WORK TO BE COMPLETED
Reproduce the material below verbatim, starting with its first line and going on through the line containing "data-point-other [843, 1088, 861, 1106]", with both of those lines included.
-- Begin DATA SUPPLIED --
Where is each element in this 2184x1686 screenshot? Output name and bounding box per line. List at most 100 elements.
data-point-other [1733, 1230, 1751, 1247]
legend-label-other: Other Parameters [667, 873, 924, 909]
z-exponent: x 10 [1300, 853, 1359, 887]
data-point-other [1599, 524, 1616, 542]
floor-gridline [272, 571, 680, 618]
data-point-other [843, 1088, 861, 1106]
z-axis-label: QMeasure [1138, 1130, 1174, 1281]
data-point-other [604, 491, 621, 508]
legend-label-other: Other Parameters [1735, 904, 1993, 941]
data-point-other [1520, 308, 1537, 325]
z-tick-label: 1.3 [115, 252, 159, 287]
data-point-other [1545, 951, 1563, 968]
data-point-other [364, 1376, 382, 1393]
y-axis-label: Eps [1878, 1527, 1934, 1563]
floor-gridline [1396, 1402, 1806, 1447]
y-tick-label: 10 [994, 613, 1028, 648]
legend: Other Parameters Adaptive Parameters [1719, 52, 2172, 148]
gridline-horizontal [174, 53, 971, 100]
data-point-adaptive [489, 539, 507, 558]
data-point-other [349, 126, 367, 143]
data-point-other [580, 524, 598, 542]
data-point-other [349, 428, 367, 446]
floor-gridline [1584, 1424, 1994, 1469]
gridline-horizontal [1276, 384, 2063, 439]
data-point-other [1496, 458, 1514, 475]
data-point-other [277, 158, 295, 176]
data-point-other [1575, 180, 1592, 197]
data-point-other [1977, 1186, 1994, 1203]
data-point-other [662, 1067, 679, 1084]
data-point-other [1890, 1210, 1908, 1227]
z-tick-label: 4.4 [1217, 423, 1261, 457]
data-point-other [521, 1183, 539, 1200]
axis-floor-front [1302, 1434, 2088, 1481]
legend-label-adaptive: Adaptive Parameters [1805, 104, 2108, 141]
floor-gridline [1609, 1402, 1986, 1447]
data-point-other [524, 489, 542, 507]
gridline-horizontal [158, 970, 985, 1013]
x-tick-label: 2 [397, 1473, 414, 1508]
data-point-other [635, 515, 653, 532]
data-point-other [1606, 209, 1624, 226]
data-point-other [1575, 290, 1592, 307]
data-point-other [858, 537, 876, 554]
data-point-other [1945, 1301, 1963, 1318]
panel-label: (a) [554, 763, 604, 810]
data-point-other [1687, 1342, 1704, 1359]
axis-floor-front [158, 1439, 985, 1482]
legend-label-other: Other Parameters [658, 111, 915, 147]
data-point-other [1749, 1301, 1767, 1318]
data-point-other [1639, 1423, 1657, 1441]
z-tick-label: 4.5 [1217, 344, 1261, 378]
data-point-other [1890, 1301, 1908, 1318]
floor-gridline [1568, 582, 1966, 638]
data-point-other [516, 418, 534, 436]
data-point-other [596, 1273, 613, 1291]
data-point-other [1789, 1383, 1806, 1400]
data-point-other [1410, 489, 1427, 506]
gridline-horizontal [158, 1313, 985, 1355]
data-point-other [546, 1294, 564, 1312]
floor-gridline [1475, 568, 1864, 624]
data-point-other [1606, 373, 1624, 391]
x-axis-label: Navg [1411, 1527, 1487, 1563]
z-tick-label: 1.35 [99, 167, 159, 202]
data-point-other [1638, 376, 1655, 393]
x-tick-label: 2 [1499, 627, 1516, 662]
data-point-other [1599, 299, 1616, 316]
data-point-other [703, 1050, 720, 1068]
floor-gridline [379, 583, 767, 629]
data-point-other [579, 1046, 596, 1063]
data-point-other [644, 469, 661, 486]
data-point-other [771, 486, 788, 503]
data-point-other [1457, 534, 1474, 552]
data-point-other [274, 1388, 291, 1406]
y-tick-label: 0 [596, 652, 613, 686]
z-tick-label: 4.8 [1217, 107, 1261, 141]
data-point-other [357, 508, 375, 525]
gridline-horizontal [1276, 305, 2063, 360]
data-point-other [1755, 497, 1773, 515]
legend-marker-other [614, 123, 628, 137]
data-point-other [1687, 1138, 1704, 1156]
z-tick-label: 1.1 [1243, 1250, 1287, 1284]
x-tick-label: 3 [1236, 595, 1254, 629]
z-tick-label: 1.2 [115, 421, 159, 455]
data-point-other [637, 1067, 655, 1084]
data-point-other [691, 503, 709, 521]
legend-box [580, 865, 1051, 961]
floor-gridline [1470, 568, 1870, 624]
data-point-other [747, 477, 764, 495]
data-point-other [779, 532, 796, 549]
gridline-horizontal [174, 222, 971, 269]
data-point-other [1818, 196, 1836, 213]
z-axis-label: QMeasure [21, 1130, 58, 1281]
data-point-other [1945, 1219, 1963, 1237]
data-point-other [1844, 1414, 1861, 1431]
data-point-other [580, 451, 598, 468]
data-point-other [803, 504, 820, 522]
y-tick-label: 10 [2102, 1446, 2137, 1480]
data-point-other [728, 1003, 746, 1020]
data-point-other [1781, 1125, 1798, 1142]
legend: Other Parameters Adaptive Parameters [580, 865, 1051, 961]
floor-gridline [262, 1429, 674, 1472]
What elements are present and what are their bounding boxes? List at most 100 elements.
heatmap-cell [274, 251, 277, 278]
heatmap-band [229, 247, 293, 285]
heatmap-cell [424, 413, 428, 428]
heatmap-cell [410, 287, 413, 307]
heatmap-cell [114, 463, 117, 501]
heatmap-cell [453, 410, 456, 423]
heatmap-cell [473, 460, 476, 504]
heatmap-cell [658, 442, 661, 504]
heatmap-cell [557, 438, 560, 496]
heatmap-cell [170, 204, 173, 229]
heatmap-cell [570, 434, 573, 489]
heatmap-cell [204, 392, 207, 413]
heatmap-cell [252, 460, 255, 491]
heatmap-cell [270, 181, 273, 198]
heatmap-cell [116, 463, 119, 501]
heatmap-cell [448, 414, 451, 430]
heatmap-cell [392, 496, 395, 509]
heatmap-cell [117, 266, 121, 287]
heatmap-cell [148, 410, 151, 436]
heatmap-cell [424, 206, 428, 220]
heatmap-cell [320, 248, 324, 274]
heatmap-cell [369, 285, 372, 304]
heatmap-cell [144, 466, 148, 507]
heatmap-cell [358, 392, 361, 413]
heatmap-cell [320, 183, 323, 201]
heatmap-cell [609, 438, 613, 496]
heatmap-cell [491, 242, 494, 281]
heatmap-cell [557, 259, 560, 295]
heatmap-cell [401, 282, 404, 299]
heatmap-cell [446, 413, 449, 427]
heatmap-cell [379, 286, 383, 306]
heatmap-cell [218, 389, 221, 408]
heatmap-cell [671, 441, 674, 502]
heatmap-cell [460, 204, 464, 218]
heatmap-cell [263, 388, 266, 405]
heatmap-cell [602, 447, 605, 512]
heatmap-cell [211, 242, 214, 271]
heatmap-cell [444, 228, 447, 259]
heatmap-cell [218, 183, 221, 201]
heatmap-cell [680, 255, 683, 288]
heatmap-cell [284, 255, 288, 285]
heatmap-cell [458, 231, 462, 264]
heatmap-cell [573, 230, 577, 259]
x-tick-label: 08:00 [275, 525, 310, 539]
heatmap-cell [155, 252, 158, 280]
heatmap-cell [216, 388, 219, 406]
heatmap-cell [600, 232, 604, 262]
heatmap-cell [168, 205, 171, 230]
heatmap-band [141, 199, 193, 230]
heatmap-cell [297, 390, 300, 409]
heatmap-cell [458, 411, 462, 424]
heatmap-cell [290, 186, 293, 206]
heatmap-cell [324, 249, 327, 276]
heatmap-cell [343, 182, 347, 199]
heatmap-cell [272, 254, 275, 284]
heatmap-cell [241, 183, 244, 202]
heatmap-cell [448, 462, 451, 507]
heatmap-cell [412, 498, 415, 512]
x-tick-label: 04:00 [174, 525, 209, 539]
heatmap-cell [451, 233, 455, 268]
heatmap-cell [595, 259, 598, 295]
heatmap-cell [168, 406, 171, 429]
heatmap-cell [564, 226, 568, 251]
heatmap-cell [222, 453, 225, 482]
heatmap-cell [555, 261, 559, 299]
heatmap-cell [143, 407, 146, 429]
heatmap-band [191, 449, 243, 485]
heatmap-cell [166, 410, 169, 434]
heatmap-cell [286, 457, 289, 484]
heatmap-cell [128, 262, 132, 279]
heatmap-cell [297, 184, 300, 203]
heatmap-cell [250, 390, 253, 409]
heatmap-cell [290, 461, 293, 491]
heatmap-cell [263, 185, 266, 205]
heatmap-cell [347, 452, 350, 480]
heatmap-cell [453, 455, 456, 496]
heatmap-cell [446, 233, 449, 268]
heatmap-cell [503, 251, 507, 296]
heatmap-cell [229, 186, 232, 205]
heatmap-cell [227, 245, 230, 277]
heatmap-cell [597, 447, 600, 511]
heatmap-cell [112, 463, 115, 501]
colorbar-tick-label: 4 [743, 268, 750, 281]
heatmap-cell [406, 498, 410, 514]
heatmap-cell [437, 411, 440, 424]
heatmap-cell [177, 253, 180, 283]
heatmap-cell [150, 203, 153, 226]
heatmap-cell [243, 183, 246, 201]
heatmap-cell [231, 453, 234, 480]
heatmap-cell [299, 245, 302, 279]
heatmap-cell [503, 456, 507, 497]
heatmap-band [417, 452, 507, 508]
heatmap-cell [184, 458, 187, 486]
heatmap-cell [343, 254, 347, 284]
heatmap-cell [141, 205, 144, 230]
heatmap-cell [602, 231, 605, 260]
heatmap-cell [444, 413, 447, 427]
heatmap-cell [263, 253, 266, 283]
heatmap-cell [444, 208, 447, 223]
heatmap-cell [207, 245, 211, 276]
-- End DATA SUPPLIED --
THE ANSWER
Where is each element in this 2184x1686 screenshot? Output name and bounding box per line. List at most 100 elements.
data-point-other [1733, 1230, 1751, 1247]
legend-label-other: Other Parameters [667, 873, 924, 909]
z-exponent: x 10 [1300, 853, 1359, 887]
data-point-other [1599, 524, 1616, 542]
floor-gridline [272, 571, 680, 618]
data-point-other [843, 1088, 861, 1106]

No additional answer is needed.